Locate the string "履行职责" in the listing below. Copy every line where it is found.

Collection entries
============

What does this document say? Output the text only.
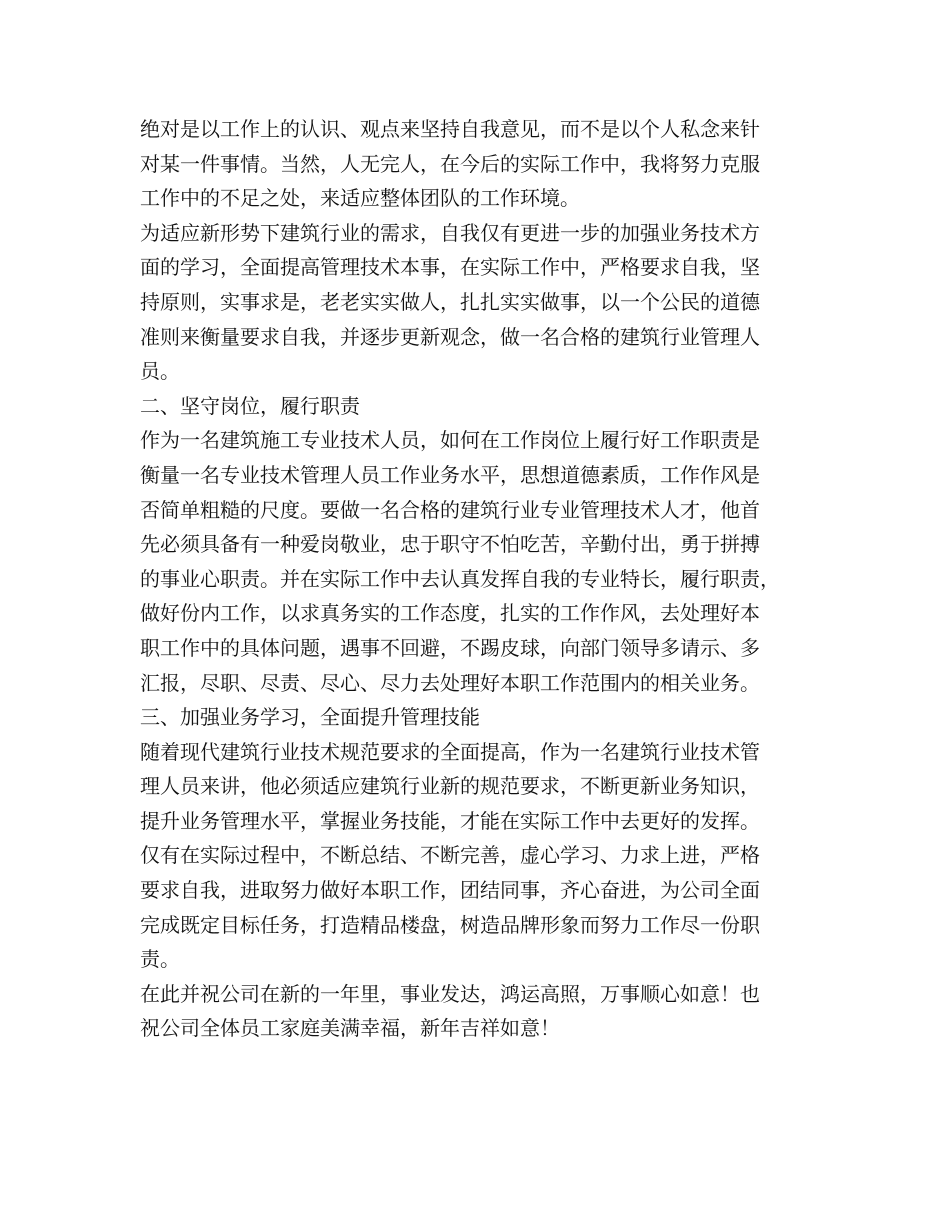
绝对是以工作上的认识、观点来坚持自我意见，而不是以个人私念来针
对某一件事情。当然，人无完人，在今后的实际工作中，我将努力克服
工作中的不足之处，来适应整体团队的工作环境。
为适应新形势下建筑行业的需求，自我仅有更进一步的加强业务技术方
面的学习，全面提高管理技术本事，在实际工作中，严格要求自我，坚
持原则，实事求是，老老实实做人，扎扎实实做事，以一个公民的道德
准则来衡量要求自我，并逐步更新观念，做一名合格的建筑行业管理人
员。
二、坚守岗位，履行职责
作为一名建筑施工专业技术人员，如何在工作岗位上履行好工作职责是
衡量一名专业技术管理人员工作业务水平，思想道德素质，工作作风是
否简单粗糙的尺度。要做一名合格的建筑行业专业管理技术人才，他首
先必须具备有一种爱岗敬业，忠于职守不怕吃苦，辛勤付出，勇于拼搏
的事业心职责。并在实际工作中去认真发挥自我的专业特长，履行职责，
做好份内工作，以求真务实的工作态度，扎实的工作作风，去处理好本
职工作中的具体问题，遇事不回避，不踢皮球，向部门领导多请示、多
汇报，尽职、尽责、尽心、尽力去处理好本职工作范围内的相关业务。
三、加强业务学习，全面提升管理技能
随着现代建筑行业技术规范要求的全面提高，作为一名建筑行业技术管
理人员来讲，他必须适应建筑行业新的规范要求，不断更新业务知识，
提升业务管理水平，掌握业务技能，才能在实际工作中去更好的发挥。
仅有在实际过程中，不断总结、不断完善，虚心学习、力求上进，严格
要求自我，进取努力做好本职工作，团结同事，齐心奋进，为公司全面
完成既定目标任务，打造精品楼盘，树造品牌形象而努力工作尽一份职
责。
在此并祝公司在新的一年里，事业发达，鸿运高照，万事顺心如意！也
祝公司全体员工家庭美满幸福，新年吉祥如意！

============

▶ [TASK RESULT]:
二、坚守岗位，履行职责
的事业心职责。并在实际工作中去认真发挥自我的专业特长，履行职责，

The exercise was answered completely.